> Short task:
Repeat the material exactly, every line of it.

** begin Records shown **

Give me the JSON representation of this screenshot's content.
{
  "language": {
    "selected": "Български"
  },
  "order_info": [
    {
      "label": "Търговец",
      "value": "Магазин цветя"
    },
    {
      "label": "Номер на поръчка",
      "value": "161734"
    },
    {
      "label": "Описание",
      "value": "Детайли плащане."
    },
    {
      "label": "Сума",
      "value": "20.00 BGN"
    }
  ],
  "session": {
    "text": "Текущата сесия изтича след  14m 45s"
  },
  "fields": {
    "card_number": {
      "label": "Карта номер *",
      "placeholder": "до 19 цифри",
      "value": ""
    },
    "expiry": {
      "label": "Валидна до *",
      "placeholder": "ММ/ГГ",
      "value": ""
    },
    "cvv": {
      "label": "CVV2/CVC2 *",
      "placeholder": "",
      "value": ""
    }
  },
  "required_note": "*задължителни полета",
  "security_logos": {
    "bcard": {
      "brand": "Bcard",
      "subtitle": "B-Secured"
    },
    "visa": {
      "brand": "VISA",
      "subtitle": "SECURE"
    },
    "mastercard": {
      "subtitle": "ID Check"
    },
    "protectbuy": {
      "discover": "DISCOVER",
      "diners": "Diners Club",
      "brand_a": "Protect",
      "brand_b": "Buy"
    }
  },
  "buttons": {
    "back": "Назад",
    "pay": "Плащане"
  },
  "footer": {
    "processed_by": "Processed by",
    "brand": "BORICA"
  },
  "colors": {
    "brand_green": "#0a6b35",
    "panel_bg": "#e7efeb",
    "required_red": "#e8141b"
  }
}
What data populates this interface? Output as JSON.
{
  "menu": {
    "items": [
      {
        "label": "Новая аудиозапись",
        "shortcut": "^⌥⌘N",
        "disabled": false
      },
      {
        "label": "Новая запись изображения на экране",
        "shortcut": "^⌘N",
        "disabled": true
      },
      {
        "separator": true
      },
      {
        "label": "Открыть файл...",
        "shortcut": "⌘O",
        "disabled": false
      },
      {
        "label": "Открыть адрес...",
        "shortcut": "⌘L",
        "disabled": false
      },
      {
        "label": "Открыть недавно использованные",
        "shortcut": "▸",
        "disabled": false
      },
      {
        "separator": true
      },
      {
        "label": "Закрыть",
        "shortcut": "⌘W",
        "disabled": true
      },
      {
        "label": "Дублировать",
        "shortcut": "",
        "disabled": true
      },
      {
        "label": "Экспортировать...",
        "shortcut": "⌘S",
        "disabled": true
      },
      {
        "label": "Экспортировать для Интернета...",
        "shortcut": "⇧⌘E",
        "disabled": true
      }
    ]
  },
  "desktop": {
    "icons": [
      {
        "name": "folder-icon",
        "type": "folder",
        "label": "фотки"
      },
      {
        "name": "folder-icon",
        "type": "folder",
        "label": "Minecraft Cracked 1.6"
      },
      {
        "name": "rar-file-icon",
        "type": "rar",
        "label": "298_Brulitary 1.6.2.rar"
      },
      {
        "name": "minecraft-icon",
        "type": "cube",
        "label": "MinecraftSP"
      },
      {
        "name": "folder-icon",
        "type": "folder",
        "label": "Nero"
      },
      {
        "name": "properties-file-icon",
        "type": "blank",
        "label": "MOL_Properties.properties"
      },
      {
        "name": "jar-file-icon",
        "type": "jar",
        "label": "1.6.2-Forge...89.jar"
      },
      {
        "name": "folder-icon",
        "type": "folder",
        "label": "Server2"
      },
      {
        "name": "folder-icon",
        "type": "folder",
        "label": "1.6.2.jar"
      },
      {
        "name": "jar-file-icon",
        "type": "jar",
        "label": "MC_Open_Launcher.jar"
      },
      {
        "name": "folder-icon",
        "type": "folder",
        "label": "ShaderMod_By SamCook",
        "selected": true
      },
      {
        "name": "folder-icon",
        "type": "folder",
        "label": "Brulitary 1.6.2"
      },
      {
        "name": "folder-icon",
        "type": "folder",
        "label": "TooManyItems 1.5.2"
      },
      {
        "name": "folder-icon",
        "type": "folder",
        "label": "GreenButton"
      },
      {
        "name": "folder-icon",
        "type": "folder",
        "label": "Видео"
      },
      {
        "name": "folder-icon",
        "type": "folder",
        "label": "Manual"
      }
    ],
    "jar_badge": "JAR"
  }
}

** end Records shown **

> Correct output:
Give me the JSON representation of this screenshot's content.
{
  "language": {
    "selected": "Български"
  },
  "order_info": [
    {
      "label": "Търговец",
      "value": "Магазин цветя"
    },
    {
      "label": "Номер на поръчка",
      "value": "161734"
    },
    {
      "label": "Описание",
      "value": "Детайли плащане."
    },
    {
      "label": "Сума",
      "value": "20.00 BGN"
    }
  ],
  "session": {
    "text": "Текущата сесия изтича след  14m 45s"
  },
  "fields": {
    "card_number": {
      "label": "Карта номер *",
      "placeholder": "до 19 цифри",
      "value": ""
    },
    "expiry": {
      "label": "Валидна до *",
      "placeholder": "ММ/ГГ",
      "value": ""
    },
    "cvv": {
      "label": "CVV2/CVC2 *",
      "placeholder": "",
      "value": ""
    }
  },
  "required_note": "*задължителни полета",
  "security_logos": {
    "bcard": {
      "brand": "Bcard",
      "subtitle": "B-Secured"
    },
    "visa": {
      "brand": "VISA",
      "subtitle": "SECURE"
    },
    "mastercard": {
      "subtitle": "ID Check"
    },
    "protectbuy": {
      "discover": "DISCOVER",
      "diners": "Diners Club",
      "brand_a": "Protect",
      "brand_b": "Buy"
    }
  },
  "buttons": {
    "back": "Назад",
    "pay": "Плащане"
  },
  "footer": {
    "processed_by": "Processed by",
    "brand": "BORICA"
  },
  "colors": {
    "brand_green": "#0a6b35",
    "panel_bg": "#e7efeb",
    "required_red": "#e8141b"
  }
}
What data populates this interface? Output as JSON.
{
  "menu": {
    "items": [
      {
        "label": "Новая аудиозапись",
        "shortcut": "^⌥⌘N",
        "disabled": false
      },
      {
        "label": "Новая запись изображения на экране",
        "shortcut": "^⌘N",
        "disabled": true
      },
      {
        "separator": true
      },
      {
        "label": "Открыть файл...",
        "shortcut": "⌘O",
        "disabled": false
      },
      {
        "label": "Открыть адрес...",
        "shortcut": "⌘L",
        "disabled": false
      },
      {
        "label": "Открыть недавно использованные",
        "shortcut": "▸",
        "disabled": false
      },
      {
        "separator": true
      },
      {
        "label": "Закрыть",
        "shortcut": "⌘W",
        "disabled": true
      },
      {
        "label": "Дублировать",
        "shortcut": "",
        "disabled": true
      },
      {
        "label": "Экспортировать...",
        "shortcut": "⌘S",
        "disabled": true
      },
      {
        "label": "Экспортировать для Интернета...",
        "shortcut": "⇧⌘E",
        "disabled": true
      }
    ]
  },
  "desktop": {
    "icons": [
      {
        "name": "folder-icon",
        "type": "folder",
        "label": "фотки"
      },
      {
        "name": "folder-icon",
        "type": "folder",
        "label": "Minecraft Cracked 1.6"
      },
      {
        "name": "rar-file-icon",
        "type": "rar",
        "label": "298_Brulitary 1.6.2.rar"
      },
      {
        "name": "minecraft-icon",
        "type": "cube",
        "label": "MinecraftSP"
      },
      {
        "name": "folder-icon",
        "type": "folder",
        "label": "Nero"
      },
      {
        "name": "properties-file-icon",
        "type": "blank",
        "label": "MOL_Properties.properties"
      },
      {
        "name": "jar-file-icon",
        "type": "jar",
        "label": "1.6.2-Forge...89.jar"
      },
      {
        "name": "folder-icon",
        "type": "folder",
        "label": "Server2"
      },
      {
        "name": "folder-icon",
        "type": "folder",
        "label": "1.6.2.jar"
      },
      {
        "name": "jar-file-icon",
        "type": "jar",
        "label": "MC_Open_Launcher.jar"
      },
      {
        "name": "folder-icon",
        "type": "folder",
        "label": "ShaderMod_By SamCook",
        "selected": true
      },
      {
        "name": "folder-icon",
        "type": "folder",
        "label": "Brulitary 1.6.2"
      },
      {
        "name": "folder-icon",
        "type": "folder",
        "label": "TooManyItems 1.5.2"
      },
      {
        "name": "folder-icon",
        "type": "folder",
        "label": "GreenButton"
      },
      {
        "name": "folder-icon",
        "type": "folder",
        "label": "Видео"
      },
      {
        "name": "folder-icon",
        "type": "folder",
        "label": "Manual"
      }
    ],
    "jar_badge": "JAR"
  }
}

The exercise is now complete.